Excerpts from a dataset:

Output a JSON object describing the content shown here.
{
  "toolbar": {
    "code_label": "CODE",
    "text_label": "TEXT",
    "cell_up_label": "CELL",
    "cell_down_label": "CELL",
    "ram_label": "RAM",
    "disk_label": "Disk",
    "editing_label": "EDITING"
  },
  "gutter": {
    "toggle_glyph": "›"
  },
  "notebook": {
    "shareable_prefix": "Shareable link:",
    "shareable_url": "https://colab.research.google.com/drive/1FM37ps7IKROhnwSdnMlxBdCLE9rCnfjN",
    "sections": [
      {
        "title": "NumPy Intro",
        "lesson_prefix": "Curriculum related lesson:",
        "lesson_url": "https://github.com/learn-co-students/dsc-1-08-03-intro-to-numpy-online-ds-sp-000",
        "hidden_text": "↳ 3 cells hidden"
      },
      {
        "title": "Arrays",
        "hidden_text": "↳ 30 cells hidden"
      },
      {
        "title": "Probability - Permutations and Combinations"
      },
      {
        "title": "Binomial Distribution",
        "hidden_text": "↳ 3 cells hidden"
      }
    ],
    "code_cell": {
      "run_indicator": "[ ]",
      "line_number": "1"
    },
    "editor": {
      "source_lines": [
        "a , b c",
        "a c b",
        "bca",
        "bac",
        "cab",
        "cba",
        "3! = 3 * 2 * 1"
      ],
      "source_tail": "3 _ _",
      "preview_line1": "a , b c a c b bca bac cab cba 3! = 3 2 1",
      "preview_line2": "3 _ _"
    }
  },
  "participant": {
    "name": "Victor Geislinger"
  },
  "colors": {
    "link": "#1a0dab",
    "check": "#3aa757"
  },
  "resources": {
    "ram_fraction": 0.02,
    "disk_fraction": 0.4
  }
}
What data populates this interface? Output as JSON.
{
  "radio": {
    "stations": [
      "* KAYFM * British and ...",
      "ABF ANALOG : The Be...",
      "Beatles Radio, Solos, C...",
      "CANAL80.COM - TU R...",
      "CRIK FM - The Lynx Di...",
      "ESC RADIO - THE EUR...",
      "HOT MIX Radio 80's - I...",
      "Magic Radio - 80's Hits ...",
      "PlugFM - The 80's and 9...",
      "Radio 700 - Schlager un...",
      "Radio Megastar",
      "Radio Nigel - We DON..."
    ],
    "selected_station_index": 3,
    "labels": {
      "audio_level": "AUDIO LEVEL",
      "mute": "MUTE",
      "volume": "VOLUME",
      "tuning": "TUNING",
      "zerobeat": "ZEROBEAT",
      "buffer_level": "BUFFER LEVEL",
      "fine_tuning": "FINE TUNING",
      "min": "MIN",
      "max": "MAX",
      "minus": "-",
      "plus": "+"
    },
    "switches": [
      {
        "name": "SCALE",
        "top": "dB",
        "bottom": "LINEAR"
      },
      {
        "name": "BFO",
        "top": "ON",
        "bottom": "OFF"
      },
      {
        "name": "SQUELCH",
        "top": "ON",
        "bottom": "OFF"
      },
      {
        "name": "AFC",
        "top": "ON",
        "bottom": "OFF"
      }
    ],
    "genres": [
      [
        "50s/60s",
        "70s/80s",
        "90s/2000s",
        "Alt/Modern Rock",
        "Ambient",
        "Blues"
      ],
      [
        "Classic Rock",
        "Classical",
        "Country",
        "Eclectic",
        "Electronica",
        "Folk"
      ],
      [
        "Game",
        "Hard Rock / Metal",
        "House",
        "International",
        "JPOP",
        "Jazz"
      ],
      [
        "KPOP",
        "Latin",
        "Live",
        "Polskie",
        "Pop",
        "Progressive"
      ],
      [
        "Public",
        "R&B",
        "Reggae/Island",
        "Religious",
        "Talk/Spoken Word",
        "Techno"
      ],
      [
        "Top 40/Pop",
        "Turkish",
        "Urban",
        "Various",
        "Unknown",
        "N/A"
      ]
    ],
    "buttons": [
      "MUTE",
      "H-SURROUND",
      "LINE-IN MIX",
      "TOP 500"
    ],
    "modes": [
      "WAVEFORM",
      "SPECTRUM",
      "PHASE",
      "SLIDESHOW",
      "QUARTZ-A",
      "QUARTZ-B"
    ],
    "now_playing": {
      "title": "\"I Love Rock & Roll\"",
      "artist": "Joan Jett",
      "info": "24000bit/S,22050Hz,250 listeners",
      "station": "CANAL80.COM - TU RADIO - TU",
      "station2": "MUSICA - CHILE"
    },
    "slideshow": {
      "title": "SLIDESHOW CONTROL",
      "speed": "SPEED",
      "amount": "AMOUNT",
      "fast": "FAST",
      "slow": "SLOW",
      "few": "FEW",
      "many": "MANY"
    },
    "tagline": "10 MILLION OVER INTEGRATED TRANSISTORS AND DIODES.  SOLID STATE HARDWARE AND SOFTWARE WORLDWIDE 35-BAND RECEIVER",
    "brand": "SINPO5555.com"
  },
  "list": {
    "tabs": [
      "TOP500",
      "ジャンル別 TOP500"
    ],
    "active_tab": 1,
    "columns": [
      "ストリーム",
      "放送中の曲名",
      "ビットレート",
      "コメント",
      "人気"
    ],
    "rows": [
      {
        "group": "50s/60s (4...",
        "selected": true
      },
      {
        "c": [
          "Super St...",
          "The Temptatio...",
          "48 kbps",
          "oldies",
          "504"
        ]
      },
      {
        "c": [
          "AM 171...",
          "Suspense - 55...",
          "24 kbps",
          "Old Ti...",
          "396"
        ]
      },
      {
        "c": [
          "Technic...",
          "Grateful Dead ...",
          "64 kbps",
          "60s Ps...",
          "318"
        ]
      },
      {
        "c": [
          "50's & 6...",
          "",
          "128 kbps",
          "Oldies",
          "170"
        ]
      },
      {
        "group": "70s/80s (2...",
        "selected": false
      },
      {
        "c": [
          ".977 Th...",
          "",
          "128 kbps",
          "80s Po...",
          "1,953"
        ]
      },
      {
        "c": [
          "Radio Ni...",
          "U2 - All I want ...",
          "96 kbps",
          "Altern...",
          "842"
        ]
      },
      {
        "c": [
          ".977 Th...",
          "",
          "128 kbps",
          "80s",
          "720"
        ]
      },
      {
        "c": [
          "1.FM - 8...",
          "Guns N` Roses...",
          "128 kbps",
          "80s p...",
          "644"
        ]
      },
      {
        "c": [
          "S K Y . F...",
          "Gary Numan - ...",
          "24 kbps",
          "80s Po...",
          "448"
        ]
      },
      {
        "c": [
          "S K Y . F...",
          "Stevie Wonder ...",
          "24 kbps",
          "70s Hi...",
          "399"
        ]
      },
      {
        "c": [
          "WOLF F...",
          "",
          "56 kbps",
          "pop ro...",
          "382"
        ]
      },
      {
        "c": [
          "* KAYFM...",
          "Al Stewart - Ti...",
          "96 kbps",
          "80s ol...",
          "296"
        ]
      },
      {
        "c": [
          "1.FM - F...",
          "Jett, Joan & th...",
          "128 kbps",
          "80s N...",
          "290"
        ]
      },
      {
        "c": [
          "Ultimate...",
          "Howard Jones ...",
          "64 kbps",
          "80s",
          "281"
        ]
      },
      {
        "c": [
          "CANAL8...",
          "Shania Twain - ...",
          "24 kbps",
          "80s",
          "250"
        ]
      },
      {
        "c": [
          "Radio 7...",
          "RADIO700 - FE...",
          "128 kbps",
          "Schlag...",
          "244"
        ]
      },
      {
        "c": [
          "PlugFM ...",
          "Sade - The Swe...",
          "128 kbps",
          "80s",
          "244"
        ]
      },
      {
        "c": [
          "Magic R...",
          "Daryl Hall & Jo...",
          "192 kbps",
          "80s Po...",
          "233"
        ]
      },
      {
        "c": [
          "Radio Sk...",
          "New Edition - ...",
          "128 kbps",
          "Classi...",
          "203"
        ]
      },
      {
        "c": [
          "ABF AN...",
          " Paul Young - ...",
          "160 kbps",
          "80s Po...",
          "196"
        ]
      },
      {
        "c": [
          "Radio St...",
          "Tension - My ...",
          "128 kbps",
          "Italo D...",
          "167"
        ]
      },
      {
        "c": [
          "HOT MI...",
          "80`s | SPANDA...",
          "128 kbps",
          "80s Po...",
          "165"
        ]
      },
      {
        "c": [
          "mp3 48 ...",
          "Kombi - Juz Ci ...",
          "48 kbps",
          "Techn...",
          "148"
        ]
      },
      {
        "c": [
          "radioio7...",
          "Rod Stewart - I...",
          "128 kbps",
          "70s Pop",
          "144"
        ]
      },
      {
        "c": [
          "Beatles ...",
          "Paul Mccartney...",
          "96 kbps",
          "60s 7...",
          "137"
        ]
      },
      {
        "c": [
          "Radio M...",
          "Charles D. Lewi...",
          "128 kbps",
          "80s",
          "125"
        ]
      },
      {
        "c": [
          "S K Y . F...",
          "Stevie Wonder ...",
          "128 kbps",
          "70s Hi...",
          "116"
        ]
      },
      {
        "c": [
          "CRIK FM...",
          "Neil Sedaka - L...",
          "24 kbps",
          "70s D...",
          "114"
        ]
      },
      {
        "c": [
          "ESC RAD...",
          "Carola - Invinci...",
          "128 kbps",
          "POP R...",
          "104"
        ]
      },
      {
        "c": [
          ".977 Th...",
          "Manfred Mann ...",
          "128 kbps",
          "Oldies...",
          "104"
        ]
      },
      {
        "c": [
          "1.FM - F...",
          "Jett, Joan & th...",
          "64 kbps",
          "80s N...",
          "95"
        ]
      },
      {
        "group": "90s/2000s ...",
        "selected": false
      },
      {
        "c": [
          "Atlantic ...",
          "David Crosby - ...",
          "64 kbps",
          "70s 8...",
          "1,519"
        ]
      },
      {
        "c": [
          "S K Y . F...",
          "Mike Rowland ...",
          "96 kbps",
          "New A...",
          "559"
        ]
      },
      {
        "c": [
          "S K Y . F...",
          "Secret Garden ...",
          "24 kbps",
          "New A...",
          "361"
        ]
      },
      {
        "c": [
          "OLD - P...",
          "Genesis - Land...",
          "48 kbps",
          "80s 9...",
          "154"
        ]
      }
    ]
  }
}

EXERCISE DIRECTIONS: If a line in the entries holds the string "JSON", count it, then state the total and nothing more.

WRITTEN RESPONSE: 2